Please work out how many lines in the material contain "faça" and give only that figure.

=== Dataset extract ===

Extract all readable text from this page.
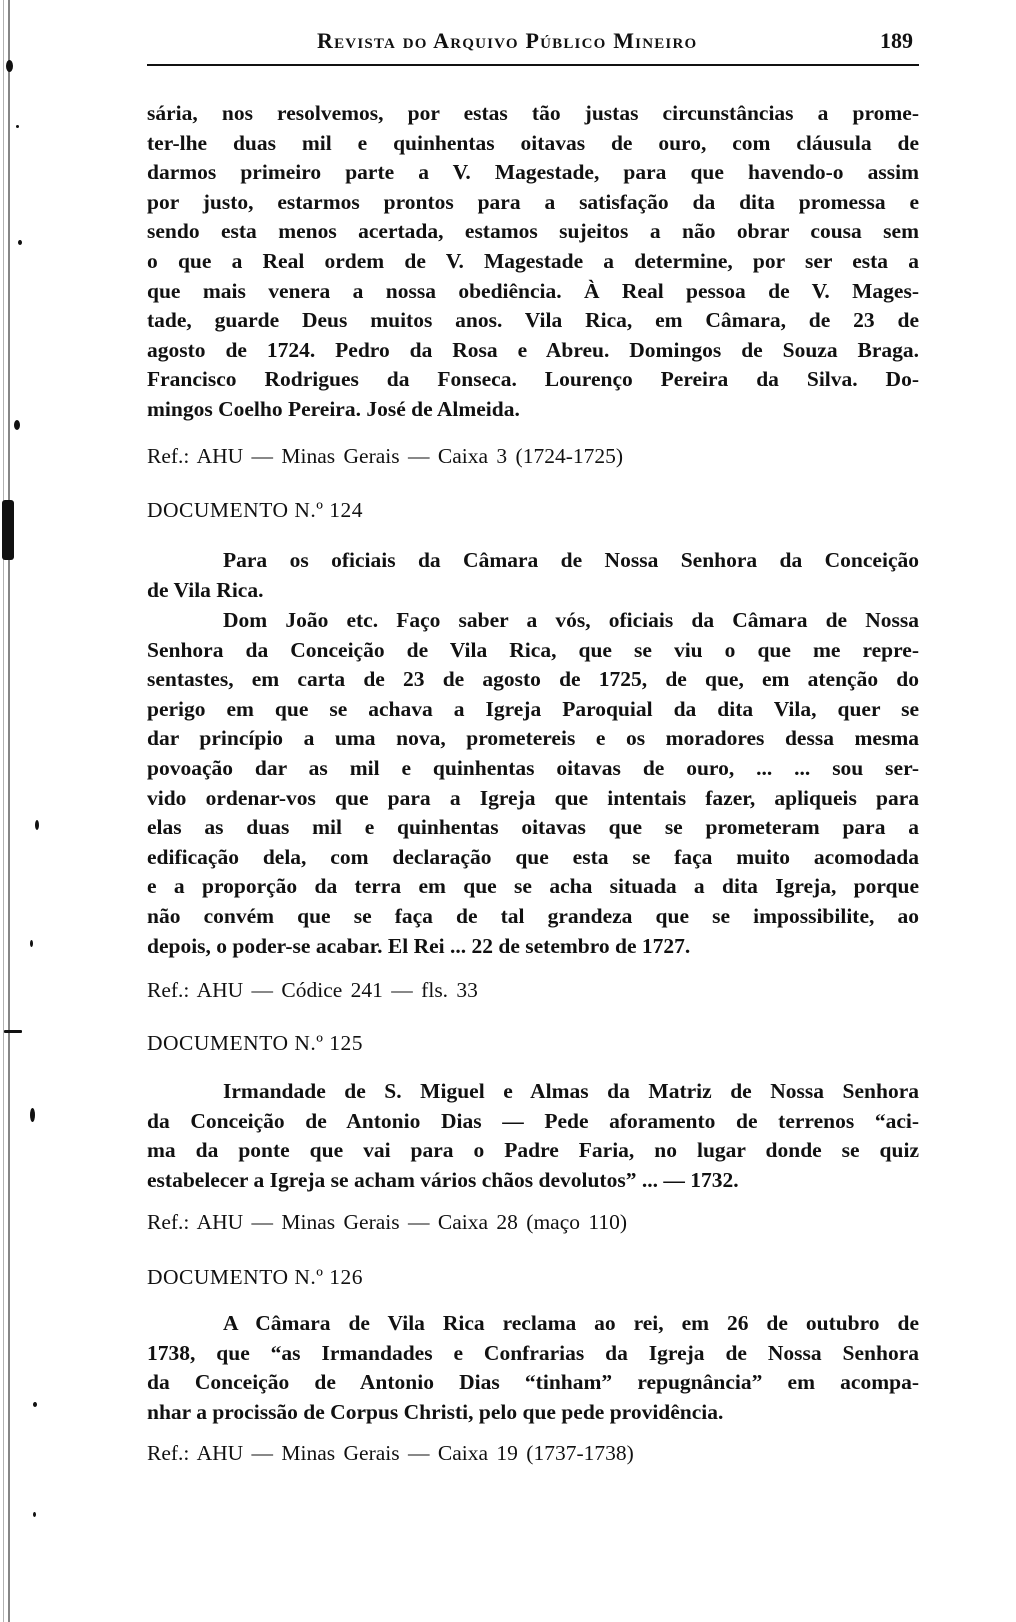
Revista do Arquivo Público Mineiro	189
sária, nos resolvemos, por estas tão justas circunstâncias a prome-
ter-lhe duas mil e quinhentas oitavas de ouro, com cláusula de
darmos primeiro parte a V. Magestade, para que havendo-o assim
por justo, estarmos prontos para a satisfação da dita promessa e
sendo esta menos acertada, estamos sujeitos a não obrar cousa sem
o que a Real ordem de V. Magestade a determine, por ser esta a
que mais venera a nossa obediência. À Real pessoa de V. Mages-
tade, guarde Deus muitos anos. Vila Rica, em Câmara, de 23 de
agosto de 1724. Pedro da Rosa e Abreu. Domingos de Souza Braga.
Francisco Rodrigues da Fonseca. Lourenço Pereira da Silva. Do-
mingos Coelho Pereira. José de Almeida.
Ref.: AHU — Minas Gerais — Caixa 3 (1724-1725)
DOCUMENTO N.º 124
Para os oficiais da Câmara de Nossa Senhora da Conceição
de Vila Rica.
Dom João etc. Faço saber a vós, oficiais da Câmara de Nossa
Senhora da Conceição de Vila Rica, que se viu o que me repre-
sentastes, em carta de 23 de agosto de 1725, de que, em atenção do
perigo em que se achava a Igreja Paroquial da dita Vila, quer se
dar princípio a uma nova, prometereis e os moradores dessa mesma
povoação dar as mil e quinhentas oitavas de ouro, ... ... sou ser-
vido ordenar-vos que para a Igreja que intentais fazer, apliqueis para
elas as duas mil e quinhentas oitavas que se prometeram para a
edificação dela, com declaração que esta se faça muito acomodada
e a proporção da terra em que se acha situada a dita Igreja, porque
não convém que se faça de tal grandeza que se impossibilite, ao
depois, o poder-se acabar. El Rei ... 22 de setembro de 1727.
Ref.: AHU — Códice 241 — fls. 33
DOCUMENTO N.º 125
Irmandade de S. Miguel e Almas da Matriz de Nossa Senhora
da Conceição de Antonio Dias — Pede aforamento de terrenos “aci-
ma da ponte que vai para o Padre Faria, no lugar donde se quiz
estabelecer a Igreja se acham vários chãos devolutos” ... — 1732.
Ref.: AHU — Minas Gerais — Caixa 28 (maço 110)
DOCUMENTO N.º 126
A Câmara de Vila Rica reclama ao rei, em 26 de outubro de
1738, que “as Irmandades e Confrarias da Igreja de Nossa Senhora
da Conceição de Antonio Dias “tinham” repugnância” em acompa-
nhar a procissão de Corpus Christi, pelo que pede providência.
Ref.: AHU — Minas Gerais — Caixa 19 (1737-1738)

===
=== Dataset extract ===

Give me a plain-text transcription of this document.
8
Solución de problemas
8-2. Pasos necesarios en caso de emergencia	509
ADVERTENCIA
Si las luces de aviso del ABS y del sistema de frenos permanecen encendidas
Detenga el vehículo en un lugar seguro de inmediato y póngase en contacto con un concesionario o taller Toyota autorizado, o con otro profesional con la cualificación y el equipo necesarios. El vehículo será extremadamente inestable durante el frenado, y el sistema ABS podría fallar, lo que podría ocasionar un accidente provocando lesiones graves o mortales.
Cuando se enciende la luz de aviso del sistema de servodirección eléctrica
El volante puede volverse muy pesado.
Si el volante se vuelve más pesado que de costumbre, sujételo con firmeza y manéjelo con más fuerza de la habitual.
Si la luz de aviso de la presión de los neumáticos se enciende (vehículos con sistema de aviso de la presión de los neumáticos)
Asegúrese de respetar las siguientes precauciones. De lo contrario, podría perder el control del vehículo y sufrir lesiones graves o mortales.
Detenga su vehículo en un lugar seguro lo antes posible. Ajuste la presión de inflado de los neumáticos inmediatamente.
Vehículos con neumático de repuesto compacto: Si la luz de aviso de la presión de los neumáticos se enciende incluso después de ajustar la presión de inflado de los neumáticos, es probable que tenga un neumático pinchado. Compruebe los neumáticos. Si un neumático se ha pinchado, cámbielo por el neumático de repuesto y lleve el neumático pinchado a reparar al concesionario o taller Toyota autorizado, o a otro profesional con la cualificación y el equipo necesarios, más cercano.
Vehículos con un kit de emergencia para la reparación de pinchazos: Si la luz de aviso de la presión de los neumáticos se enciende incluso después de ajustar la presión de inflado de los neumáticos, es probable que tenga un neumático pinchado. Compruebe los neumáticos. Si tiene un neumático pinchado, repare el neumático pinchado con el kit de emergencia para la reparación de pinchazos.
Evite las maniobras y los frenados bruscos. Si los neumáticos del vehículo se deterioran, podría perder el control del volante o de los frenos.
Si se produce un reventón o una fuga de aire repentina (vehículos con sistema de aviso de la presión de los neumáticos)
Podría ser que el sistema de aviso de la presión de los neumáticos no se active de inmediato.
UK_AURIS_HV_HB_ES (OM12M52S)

===

Full solution
2